#### Aim of the exercise:
Keep only the lines that hold the string "name", filtering out the rest of the entries below.

_____

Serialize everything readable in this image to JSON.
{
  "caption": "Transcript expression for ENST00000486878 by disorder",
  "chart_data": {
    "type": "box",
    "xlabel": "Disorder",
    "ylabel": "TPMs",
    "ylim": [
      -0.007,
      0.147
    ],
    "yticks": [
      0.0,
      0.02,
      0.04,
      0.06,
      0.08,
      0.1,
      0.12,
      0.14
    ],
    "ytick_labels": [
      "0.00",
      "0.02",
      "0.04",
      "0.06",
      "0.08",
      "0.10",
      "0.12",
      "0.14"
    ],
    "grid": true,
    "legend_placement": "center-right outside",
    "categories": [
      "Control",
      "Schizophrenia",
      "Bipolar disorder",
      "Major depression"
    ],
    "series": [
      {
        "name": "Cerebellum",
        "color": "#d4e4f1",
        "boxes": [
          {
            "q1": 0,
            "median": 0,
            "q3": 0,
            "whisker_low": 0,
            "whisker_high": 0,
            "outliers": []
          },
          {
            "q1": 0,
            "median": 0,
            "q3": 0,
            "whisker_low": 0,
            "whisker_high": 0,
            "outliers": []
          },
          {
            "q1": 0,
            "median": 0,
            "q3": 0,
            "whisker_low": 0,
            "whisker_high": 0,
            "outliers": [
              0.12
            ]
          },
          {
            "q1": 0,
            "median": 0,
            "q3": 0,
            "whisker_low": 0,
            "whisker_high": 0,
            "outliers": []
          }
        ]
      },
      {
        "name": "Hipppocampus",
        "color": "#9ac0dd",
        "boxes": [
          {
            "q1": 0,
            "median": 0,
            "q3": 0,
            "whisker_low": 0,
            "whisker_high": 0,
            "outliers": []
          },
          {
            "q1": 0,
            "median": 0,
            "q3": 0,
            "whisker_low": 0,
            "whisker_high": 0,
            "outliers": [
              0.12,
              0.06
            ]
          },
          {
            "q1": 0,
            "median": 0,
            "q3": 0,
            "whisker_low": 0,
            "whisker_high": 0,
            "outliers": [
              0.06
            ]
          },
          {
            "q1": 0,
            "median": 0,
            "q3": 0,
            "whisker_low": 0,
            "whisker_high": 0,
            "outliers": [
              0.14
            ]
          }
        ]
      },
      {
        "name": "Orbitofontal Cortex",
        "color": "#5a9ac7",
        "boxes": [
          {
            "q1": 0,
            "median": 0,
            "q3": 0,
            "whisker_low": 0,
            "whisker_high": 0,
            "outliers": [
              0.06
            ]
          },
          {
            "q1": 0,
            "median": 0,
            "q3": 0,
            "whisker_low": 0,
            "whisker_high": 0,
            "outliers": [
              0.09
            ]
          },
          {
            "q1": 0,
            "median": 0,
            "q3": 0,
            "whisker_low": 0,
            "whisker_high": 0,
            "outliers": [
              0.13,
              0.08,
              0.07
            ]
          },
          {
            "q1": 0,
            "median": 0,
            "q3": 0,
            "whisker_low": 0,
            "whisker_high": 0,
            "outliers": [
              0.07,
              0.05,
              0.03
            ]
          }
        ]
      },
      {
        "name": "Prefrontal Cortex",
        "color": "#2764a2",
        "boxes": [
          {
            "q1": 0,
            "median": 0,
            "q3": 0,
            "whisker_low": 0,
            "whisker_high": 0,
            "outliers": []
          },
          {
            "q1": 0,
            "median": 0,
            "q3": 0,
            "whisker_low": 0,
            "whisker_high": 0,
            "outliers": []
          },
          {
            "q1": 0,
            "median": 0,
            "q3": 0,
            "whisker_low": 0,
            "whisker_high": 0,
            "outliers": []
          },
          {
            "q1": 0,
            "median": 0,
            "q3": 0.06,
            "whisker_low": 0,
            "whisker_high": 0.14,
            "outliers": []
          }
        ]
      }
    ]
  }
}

_____

#### Solution to this task:
        "name": "Cerebellum",
        "name": "Hipppocampus",
        "name": "Orbitofontal Cortex",
        "name": "Prefrontal Cortex",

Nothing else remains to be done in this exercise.